[Start of Extracted material]
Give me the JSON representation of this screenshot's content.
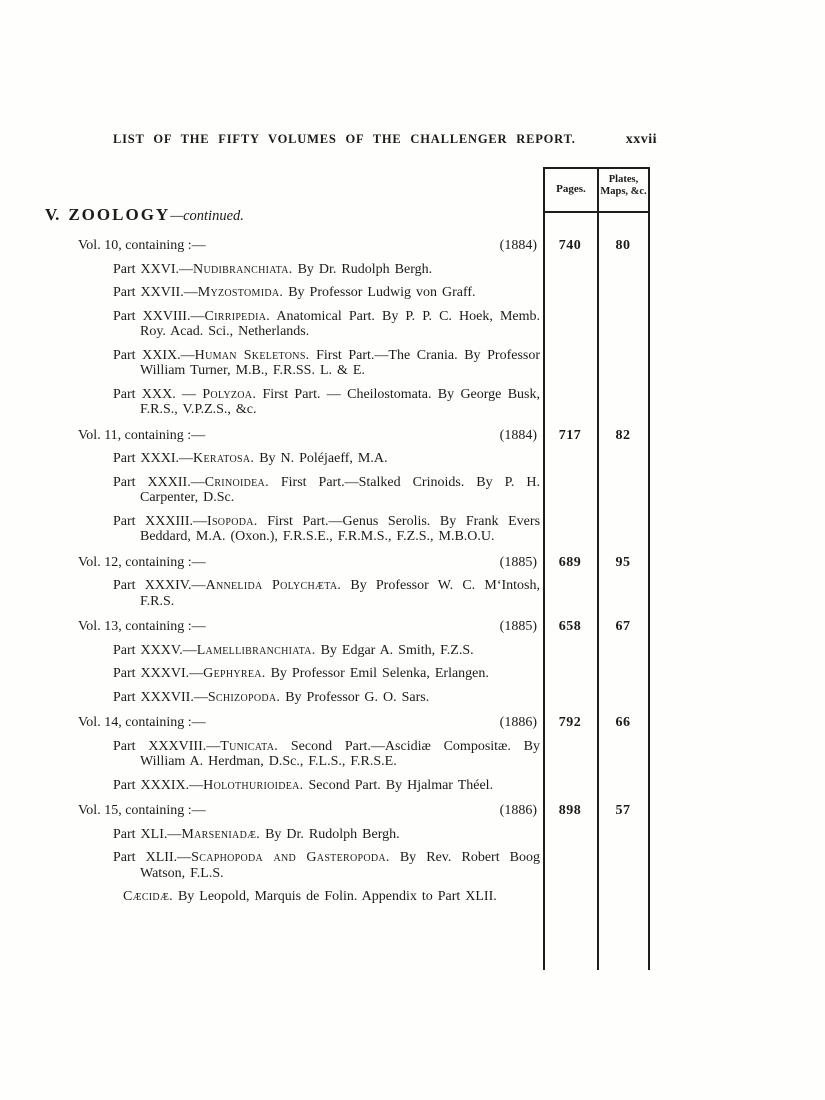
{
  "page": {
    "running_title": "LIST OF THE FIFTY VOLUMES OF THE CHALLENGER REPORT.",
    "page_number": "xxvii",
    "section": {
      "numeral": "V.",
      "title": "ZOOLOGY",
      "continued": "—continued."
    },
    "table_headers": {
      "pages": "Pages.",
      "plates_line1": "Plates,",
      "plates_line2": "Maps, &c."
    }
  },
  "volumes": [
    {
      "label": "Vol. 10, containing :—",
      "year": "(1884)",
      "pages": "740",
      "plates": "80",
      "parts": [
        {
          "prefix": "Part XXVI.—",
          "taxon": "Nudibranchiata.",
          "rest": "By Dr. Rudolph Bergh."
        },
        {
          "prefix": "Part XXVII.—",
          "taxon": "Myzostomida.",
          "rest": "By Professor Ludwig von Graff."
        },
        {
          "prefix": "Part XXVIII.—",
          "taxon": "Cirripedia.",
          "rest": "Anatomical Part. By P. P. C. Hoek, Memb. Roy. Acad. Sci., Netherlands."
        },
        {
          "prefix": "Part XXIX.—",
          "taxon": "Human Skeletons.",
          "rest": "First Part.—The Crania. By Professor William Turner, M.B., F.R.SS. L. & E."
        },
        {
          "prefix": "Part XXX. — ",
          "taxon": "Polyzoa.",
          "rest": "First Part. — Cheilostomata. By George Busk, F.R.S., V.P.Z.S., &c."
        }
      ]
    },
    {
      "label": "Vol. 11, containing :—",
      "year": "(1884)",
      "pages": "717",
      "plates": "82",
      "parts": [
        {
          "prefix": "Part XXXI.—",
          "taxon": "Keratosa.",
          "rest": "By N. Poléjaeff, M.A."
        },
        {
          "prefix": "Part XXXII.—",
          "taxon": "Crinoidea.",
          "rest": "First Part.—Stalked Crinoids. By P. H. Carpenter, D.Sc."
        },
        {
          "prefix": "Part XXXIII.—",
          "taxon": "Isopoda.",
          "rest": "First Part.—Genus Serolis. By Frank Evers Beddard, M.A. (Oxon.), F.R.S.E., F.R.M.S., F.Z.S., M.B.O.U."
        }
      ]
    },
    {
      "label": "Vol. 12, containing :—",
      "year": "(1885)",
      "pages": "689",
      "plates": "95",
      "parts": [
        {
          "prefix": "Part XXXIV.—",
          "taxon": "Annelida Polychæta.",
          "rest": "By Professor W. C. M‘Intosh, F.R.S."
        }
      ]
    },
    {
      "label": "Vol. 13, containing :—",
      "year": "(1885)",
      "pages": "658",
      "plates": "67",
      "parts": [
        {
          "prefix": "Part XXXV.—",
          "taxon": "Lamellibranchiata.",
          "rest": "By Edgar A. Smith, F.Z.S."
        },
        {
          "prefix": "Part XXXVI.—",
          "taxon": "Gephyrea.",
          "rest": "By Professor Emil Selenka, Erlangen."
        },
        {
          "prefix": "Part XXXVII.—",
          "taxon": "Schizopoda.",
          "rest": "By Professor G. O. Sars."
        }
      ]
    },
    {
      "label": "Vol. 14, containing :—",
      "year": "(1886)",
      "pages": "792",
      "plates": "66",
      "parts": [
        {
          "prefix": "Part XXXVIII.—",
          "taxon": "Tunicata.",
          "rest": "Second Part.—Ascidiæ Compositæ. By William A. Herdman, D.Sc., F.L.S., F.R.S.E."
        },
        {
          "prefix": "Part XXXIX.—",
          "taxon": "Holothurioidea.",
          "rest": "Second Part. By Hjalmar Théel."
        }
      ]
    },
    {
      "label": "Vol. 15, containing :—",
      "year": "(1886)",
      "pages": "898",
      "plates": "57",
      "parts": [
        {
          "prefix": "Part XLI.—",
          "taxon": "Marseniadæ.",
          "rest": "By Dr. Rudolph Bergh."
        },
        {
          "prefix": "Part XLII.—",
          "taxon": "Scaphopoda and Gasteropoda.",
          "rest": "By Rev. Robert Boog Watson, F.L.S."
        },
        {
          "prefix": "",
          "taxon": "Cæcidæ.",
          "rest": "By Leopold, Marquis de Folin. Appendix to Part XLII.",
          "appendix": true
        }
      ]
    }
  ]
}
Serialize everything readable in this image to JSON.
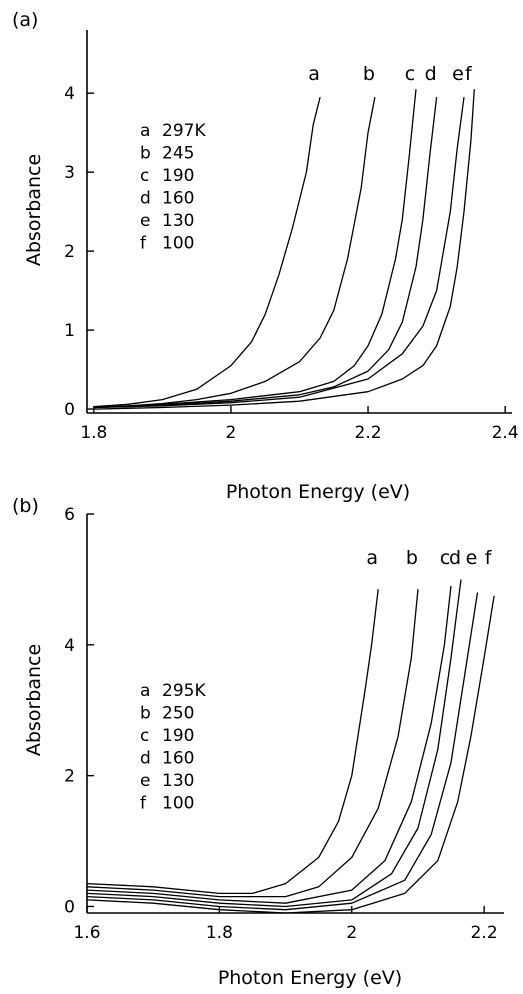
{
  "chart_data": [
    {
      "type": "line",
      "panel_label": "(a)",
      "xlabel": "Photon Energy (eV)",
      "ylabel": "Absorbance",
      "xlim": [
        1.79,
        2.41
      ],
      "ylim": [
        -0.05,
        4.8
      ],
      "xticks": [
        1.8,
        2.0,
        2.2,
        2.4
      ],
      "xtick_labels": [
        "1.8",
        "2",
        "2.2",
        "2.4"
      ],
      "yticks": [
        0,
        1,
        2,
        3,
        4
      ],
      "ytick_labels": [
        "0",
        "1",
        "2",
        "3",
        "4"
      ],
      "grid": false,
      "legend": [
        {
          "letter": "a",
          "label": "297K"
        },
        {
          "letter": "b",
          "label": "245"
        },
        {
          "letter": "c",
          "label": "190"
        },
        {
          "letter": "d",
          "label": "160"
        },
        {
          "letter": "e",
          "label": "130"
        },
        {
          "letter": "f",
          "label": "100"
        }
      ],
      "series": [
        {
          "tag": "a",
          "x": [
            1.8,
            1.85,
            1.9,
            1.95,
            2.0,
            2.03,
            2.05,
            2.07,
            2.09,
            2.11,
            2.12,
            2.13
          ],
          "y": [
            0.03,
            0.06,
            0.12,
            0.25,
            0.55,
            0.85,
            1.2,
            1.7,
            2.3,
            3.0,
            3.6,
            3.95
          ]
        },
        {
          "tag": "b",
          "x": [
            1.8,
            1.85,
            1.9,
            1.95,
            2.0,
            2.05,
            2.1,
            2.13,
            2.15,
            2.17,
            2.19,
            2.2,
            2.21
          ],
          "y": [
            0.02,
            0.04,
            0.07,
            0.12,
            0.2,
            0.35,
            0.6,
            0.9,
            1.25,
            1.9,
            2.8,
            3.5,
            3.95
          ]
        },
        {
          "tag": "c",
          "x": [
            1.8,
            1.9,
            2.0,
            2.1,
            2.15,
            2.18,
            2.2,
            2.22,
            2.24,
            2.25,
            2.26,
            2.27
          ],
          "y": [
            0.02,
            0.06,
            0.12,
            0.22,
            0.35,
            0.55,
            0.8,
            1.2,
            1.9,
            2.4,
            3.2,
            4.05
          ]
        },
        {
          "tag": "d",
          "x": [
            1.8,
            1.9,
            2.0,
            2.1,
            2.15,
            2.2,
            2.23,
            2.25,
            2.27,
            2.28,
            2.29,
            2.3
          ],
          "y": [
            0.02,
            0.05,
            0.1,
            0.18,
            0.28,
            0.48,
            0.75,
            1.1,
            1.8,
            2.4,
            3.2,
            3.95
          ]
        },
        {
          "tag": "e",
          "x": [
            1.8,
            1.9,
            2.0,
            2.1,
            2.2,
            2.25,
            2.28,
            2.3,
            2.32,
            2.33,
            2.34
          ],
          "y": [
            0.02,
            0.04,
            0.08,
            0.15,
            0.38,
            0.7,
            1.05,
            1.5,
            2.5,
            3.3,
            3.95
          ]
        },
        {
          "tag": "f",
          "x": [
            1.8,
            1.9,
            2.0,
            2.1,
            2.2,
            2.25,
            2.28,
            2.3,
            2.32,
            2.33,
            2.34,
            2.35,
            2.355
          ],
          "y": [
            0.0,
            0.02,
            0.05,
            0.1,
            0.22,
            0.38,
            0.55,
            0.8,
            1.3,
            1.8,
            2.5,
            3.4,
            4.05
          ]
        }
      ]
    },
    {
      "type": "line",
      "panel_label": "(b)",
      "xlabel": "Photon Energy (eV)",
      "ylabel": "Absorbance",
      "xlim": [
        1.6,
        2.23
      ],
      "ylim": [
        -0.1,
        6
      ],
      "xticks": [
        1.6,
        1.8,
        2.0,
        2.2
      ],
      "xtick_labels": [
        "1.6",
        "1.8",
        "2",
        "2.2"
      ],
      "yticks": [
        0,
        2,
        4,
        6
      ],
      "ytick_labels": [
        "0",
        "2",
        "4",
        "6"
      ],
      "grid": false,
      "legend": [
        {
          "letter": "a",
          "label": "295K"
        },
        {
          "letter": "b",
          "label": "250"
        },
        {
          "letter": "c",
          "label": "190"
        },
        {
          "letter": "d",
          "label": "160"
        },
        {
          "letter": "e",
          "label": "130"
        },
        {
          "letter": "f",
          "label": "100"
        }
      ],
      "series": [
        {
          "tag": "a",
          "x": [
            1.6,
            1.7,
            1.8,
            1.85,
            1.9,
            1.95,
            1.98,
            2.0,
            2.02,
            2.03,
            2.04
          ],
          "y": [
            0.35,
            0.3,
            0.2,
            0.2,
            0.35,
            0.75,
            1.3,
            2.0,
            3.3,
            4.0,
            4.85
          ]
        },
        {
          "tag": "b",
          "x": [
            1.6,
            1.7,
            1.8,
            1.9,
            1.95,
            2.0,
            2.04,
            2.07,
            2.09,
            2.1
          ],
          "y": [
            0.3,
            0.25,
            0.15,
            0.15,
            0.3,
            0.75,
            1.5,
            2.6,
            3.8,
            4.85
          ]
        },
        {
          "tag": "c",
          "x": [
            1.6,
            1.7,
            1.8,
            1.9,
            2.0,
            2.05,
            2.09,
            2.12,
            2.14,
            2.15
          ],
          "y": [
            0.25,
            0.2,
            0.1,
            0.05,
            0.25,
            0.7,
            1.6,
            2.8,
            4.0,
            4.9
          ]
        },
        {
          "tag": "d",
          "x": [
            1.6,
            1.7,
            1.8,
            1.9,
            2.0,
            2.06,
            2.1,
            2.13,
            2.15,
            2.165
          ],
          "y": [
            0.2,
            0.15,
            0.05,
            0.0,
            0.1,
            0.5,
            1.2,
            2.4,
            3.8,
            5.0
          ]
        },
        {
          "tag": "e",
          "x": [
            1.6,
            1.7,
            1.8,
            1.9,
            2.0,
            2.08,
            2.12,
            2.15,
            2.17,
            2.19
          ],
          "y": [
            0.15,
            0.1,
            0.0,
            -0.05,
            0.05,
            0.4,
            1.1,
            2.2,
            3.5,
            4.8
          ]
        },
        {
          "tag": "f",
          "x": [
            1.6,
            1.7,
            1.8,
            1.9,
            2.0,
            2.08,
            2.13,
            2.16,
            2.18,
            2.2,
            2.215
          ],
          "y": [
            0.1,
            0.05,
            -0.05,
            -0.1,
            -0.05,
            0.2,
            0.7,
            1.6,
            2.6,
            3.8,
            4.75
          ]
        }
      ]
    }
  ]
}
[End of Extracted material]
**Task directions:** Where a line contains "Professor", copy that line.

**Written response:**
          "rest": "By Professor Ludwig von Graff."
          "rest": "First Part.—The Crania. By Professor William Turner, M.B., F.R.SS. L. & E."
          "rest": "By Professor W. C. M‘Intosh, F.R.S."
          "rest": "By Professor Emil Selenka, Erlangen."
          "rest": "By Professor G. O. Sars."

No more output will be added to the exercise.